What the task asks: From the listing below, select every line where the word "patrocínio" appears.

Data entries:
-- Begin --

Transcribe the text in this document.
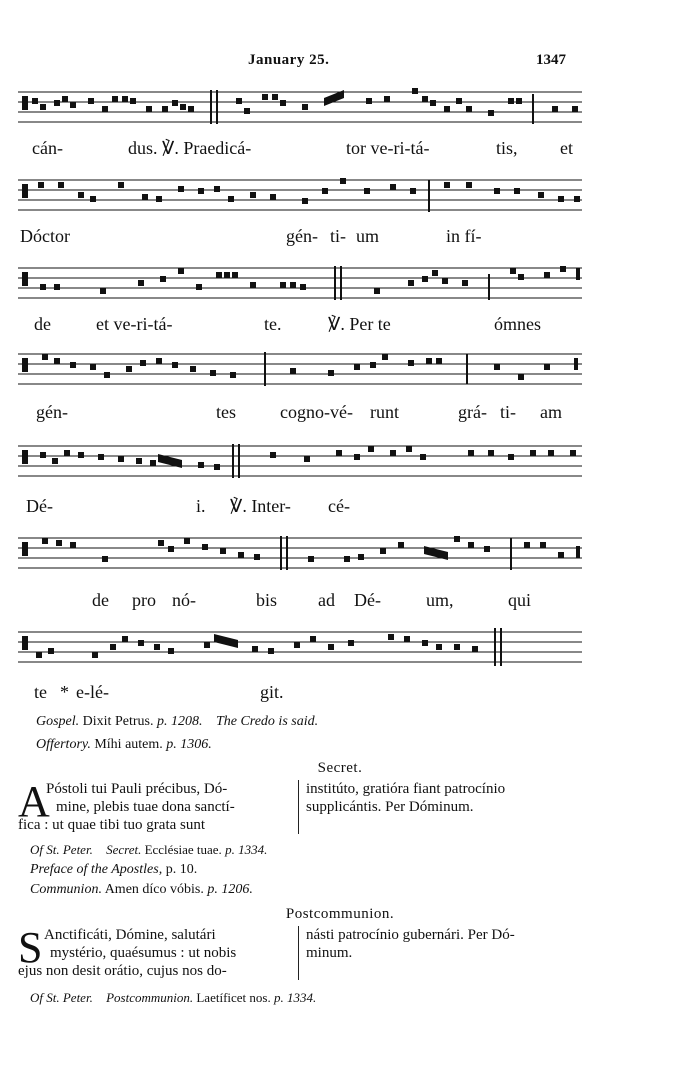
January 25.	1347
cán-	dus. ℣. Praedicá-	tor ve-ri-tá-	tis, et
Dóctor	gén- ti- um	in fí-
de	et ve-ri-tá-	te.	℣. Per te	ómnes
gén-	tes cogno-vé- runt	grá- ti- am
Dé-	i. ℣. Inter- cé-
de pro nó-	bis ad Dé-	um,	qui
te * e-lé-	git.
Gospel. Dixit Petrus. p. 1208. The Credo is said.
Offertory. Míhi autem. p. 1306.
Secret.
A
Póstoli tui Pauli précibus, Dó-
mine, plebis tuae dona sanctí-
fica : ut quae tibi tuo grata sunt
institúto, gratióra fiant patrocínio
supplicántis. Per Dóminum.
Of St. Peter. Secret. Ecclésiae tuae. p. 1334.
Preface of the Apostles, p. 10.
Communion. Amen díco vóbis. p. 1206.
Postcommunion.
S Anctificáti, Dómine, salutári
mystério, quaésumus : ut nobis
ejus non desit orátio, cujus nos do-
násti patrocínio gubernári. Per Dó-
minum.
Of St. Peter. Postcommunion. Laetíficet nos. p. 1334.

-- End --
-- Begin --

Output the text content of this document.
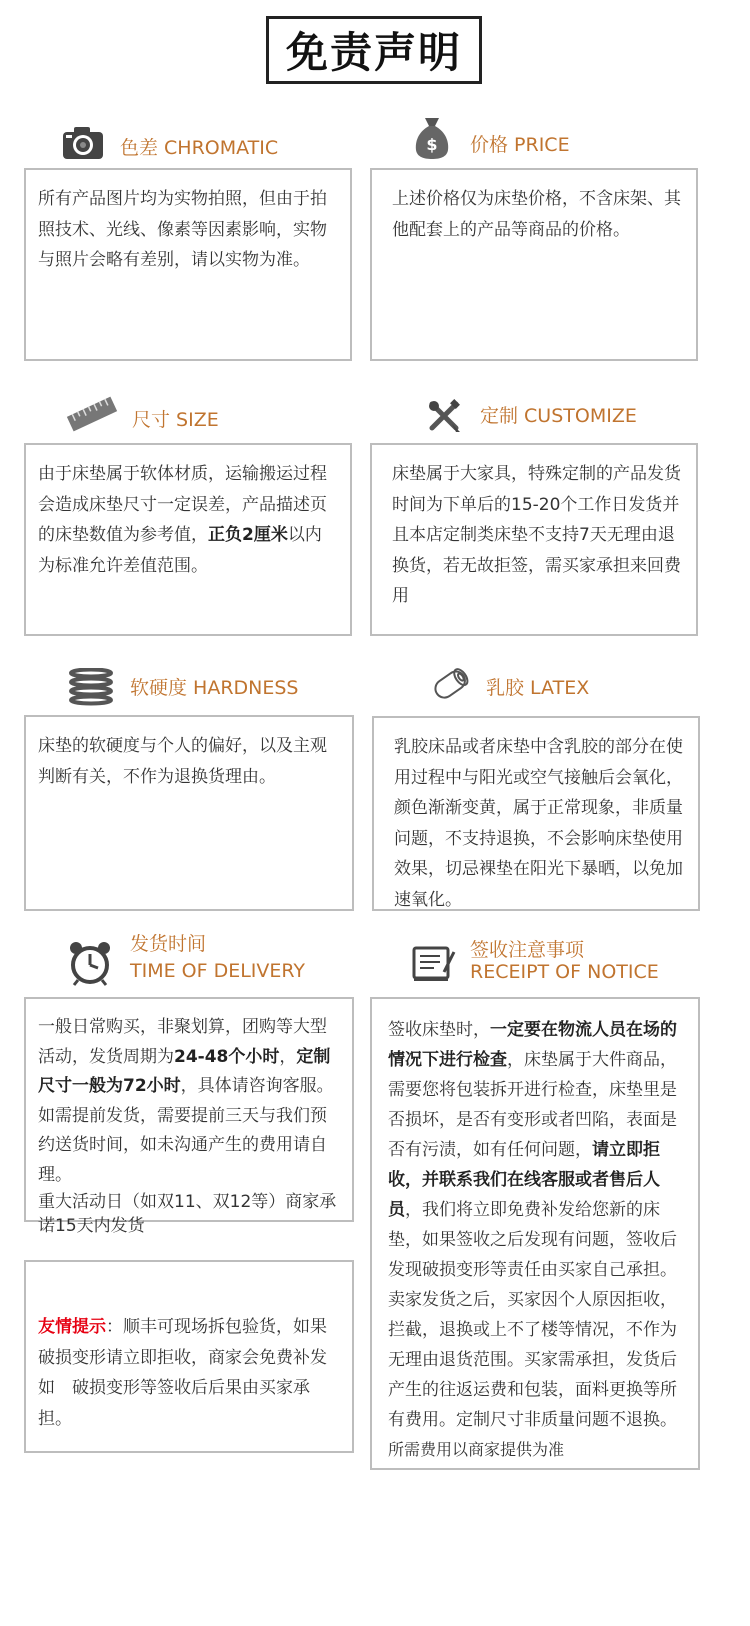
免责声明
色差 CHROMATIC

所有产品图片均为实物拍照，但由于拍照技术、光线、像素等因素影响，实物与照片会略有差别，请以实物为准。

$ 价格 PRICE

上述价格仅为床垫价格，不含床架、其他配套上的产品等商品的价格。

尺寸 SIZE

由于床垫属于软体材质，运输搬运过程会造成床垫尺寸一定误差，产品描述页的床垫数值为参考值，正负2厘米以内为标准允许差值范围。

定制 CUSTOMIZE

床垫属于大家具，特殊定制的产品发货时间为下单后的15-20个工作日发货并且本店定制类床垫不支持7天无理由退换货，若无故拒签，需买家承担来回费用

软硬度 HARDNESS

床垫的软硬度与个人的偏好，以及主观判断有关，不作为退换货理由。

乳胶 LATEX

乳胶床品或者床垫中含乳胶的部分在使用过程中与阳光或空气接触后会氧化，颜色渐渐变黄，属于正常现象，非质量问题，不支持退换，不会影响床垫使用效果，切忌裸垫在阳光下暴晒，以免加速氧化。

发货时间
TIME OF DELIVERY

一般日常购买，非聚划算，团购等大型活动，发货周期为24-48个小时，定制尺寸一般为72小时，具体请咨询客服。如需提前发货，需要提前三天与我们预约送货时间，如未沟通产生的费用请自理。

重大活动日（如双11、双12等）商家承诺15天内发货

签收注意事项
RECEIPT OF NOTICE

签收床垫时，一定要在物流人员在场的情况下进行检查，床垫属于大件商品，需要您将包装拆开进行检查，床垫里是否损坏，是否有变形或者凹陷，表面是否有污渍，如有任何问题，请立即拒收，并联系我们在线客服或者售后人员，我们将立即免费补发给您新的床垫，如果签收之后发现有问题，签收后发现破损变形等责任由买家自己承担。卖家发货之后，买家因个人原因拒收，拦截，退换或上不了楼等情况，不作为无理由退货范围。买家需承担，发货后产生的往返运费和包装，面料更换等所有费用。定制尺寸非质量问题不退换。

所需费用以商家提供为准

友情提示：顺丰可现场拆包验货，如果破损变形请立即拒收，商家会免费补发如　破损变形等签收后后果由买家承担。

-- End --

Solution to this problem:
institúto, gratióra fiant patrocínio
násti patrocínio gubernári. Per Dó-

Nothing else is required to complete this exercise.